## begin
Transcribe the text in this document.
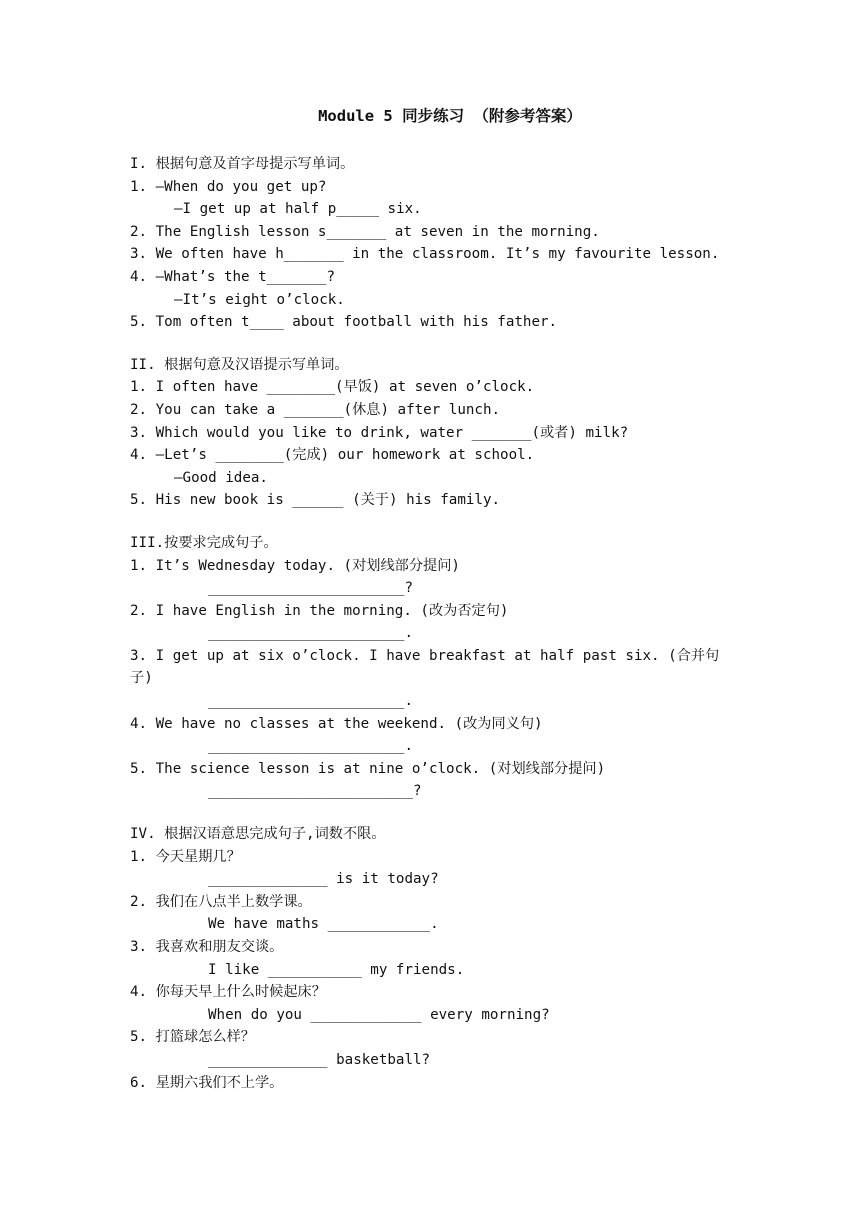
Module 5 同步练习 （附参考答案）
I. 根据句意及首字母提示写单词。
1. —When do you get up?
—I get up at half p_____ six.
2. The English lesson s_______ at seven in the morning.
3. We often have h_______ in the classroom. It’s my favourite lesson.
4. —What’s the t_______?
—It’s eight o’clock.
5. Tom often t____ about football with his father.
II. 根据句意及汉语提示写单词。
1. I often have ________(早饭) at seven o’clock.
2. You can take a _______(休息) after lunch.
3. Which would you like to drink, water _______(或者) milk?
4. —Let’s ________(完成) our homework at school.
—Good idea.
5. His new book is ______ (关于) his family.
III.按要求完成句子。
1. It’s Wednesday today. (对划线部分提问)
_______________________?
2. I have English in the morning. (改为否定句)
_______________________.
3. I get up at six o’clock. I have breakfast at half past six. (合并句子)
_______________________.
4. We have no classes at the weekend. (改为同义句)
_______________________.
5. The science lesson is at nine o’clock. (对划线部分提问)
________________________?
IV. 根据汉语意思完成句子,词数不限。
1. 今天星期几？
______________ is it today?
2. 我们在八点半上数学课。
We have maths ____________.
3. 我喜欢和朋友交谈。
I like ___________ my friends.
4. 你每天早上什么时候起床？
When do you _____________ every morning?
5. 打篮球怎么样？
______________ basketball?
6. 星期六我们不上学。
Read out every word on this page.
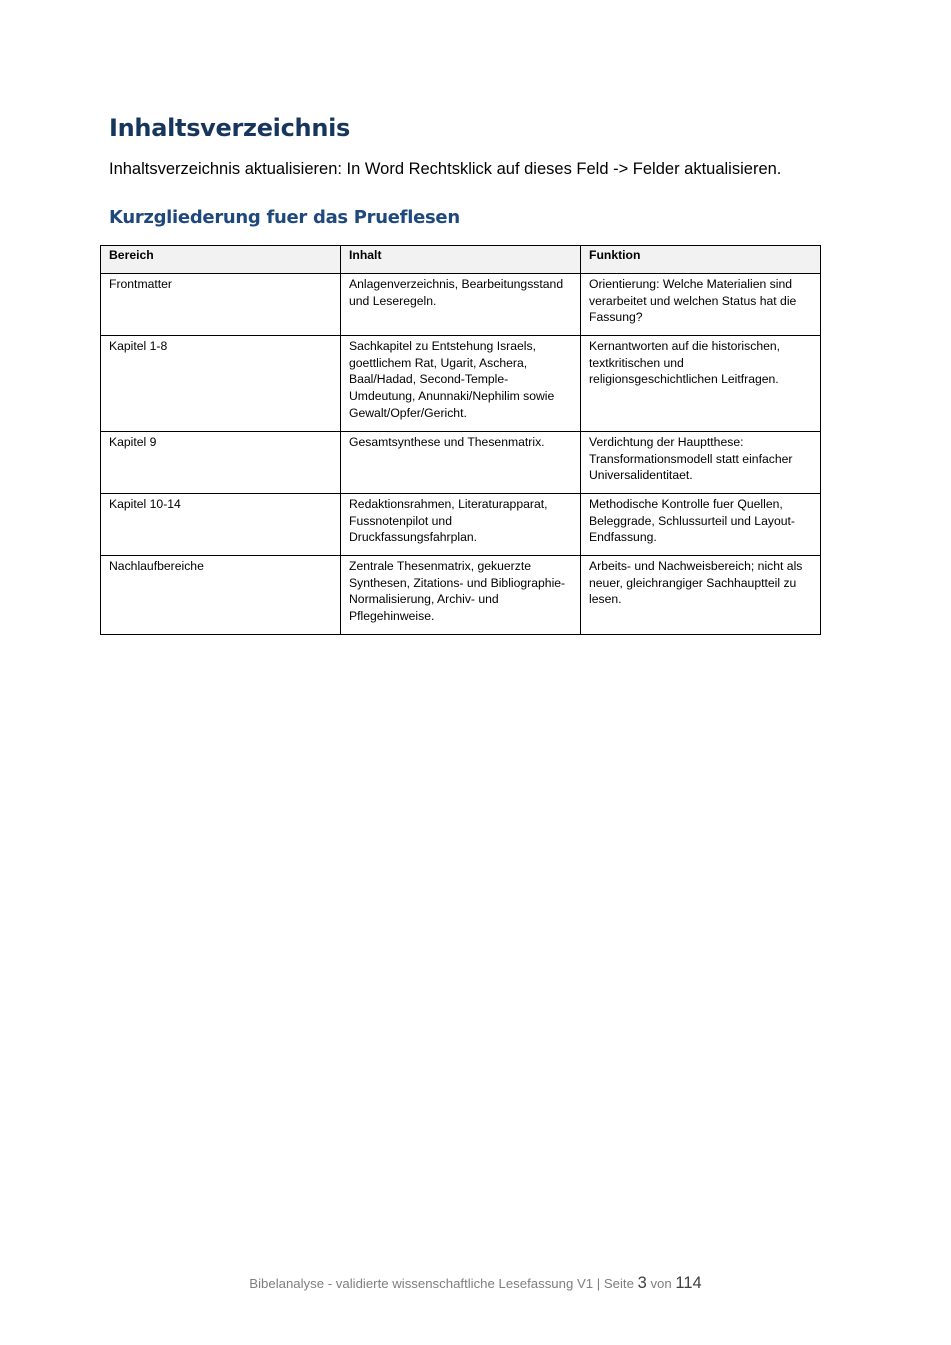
Inhaltsverzeichnis

Inhaltsverzeichnis aktualisieren: In Word Rechtsklick auf dieses Feld -> Felder aktualisieren.

Kurzgliederung fuer das Prueflesen
Bereich	Inhalt	Funktion
Frontmatter	Anlagenverzeichnis, Bearbeitungsstand und Leseregeln.	Orientierung: Welche Materialien sind verarbeitet und welchen Status hat die Fassung?
Kapitel 1-8	Sachkapitel zu Entstehung Israels, goettlichem Rat, Ugarit, Aschera, Baal/Hadad, Second-Temple-Umdeutung, Anunnaki/Nephilim sowie Gewalt/Opfer/Gericht.	Kernantworten auf die historischen, textkritischen und religionsgeschichtlichen Leitfragen.
Kapitel 9	Gesamtsynthese und Thesenmatrix.	Verdichtung der Hauptthese: Transformationsmodell statt einfacher Universalidentitaet.
Kapitel 10-14	Redaktionsrahmen, Literaturapparat, Fussnotenpilot und Druckfassungsfahrplan.	Methodische Kontrolle fuer Quellen, Beleggrade, Schlussurteil und Layout-Endfassung.
Nachlaufbereiche	Zentrale Thesenmatrix, gekuerzte Synthesen, Zitations- und Bibliographie-Normalisierung, Archiv- und Pflegehinweise.	Arbeits- und Nachweisbereich; nicht als neuer, gleichrangiger Sachhauptteil zu lesen.
Bibelanalyse - validierte wissenschaftliche Lesefassung V1 | Seite 3 von 114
## end
**Directions for this task**
Reproduce all of the data exactly; the pictures do not belong in the copy.

**Complete output**
Transcribe the text in this document.
Module 5 同步练习 （附参考答案）
I. 根据句意及首字母提示写单词。
1. —When do you get up?
—I get up at half p_____ six.
2. The English lesson s_______ at seven in the morning.
3. We often have h_______ in the classroom. It’s my favourite lesson.
4. —What’s the t_______?
—It’s eight o’clock.
5. Tom often t____ about football with his father.
II. 根据句意及汉语提示写单词。
1. I often have ________(早饭) at seven o’clock.
2. You can take a _______(休息) after lunch.
3. Which would you like to drink, water _______(或者) milk?
4. —Let’s ________(完成) our homework at school.
—Good idea.
5. His new book is ______ (关于) his family.
III.按要求完成句子。
1. It’s Wednesday today. (对划线部分提问)
_______________________?
2. I have English in the morning. (改为否定句)
_______________________.
3. I get up at six o’clock. I have breakfast at half past six. (合并句子)
_______________________.
4. We have no classes at the weekend. (改为同义句)
_______________________.
5. The science lesson is at nine o’clock. (对划线部分提问)
________________________?
IV. 根据汉语意思完成句子,词数不限。
1. 今天星期几？
______________ is it today?
2. 我们在八点半上数学课。
We have maths ____________.
3. 我喜欢和朋友交谈。
I like ___________ my friends.
4. 你每天早上什么时候起床？
When do you _____________ every morning?
5. 打篮球怎么样？
______________ basketball?
6. 星期六我们不上学。
Read out every word on this page.
Inhaltsverzeichnis

Inhaltsverzeichnis aktualisieren: In Word Rechtsklick auf dieses Feld -> Felder aktualisieren.

Kurzgliederung fuer das Prueflesen
Bereich	Inhalt	Funktion
Frontmatter	Anlagenverzeichnis, Bearbeitungsstand und Leseregeln.	Orientierung: Welche Materialien sind verarbeitet und welchen Status hat die Fassung?
Kapitel 1-8	Sachkapitel zu Entstehung Israels, goettlichem Rat, Ugarit, Aschera, Baal/Hadad, Second-Temple-Umdeutung, Anunnaki/Nephilim sowie Gewalt/Opfer/Gericht.	Kernantworten auf die historischen, textkritischen und religionsgeschichtlichen Leitfragen.
Kapitel 9	Gesamtsynthese und Thesenmatrix.	Verdichtung der Hauptthese: Transformationsmodell statt einfacher Universalidentitaet.
Kapitel 10-14	Redaktionsrahmen, Literaturapparat, Fussnotenpilot und Druckfassungsfahrplan.	Methodische Kontrolle fuer Quellen, Beleggrade, Schlussurteil und Layout-Endfassung.
Nachlaufbereiche	Zentrale Thesenmatrix, gekuerzte Synthesen, Zitations- und Bibliographie-Normalisierung, Archiv- und Pflegehinweise.	Arbeits- und Nachweisbereich; nicht als neuer, gleichrangiger Sachhauptteil zu lesen.
Bibelanalyse - validierte wissenschaftliche Lesefassung V1 | Seite 3 von 114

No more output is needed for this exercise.